> _TASK DETAILS_
Gather each line in the entries that includes the string "Manager".

___ GIVEN DATA ___

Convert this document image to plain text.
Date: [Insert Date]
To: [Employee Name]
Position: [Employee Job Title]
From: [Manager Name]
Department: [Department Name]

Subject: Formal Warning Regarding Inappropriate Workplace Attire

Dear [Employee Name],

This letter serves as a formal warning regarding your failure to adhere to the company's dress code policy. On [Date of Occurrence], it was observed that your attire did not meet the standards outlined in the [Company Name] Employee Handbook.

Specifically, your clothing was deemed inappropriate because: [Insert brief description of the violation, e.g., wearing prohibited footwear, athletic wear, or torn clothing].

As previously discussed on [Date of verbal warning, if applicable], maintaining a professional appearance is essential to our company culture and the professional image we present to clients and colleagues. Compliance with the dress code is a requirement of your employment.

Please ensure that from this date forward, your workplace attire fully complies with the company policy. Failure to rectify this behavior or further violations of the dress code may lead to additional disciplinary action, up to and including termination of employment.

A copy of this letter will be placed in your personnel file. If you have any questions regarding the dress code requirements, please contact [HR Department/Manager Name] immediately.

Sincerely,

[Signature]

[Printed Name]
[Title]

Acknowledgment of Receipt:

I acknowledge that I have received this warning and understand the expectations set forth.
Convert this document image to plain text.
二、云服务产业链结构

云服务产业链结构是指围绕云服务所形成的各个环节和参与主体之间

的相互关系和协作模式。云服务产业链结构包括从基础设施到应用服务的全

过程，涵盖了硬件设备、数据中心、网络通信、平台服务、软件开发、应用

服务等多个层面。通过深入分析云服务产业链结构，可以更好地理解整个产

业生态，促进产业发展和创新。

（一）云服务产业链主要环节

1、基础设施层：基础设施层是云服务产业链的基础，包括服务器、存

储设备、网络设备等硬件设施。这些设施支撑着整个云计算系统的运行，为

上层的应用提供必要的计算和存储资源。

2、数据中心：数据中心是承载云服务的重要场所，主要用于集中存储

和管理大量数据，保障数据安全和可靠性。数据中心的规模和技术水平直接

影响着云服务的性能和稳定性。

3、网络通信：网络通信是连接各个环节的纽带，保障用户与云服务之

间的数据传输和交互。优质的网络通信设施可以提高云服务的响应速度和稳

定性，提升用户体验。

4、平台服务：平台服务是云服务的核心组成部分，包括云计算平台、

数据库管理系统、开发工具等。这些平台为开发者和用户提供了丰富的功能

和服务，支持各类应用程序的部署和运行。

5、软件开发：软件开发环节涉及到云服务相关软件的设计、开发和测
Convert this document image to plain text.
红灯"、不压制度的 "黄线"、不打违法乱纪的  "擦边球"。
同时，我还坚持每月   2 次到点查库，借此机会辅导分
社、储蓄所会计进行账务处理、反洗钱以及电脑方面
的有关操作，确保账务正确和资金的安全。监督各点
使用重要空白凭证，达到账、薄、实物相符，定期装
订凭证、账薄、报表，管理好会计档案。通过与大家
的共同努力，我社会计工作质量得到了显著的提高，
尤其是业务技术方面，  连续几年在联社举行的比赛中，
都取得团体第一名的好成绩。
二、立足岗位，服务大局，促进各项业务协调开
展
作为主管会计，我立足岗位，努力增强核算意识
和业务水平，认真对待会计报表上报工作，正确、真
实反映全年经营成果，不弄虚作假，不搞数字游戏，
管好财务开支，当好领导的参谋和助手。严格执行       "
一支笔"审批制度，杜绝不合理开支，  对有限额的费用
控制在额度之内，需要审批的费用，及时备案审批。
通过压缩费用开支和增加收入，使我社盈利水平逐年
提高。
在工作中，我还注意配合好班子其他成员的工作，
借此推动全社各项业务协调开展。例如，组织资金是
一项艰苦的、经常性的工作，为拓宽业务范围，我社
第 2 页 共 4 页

___

> _ANSWER TO THE TASK_
From: [Manager Name]
A copy of this letter will be placed in your personnel file. If you have any questions regarding the dress code requirements, please contact [HR Department/Manager Name] immediately.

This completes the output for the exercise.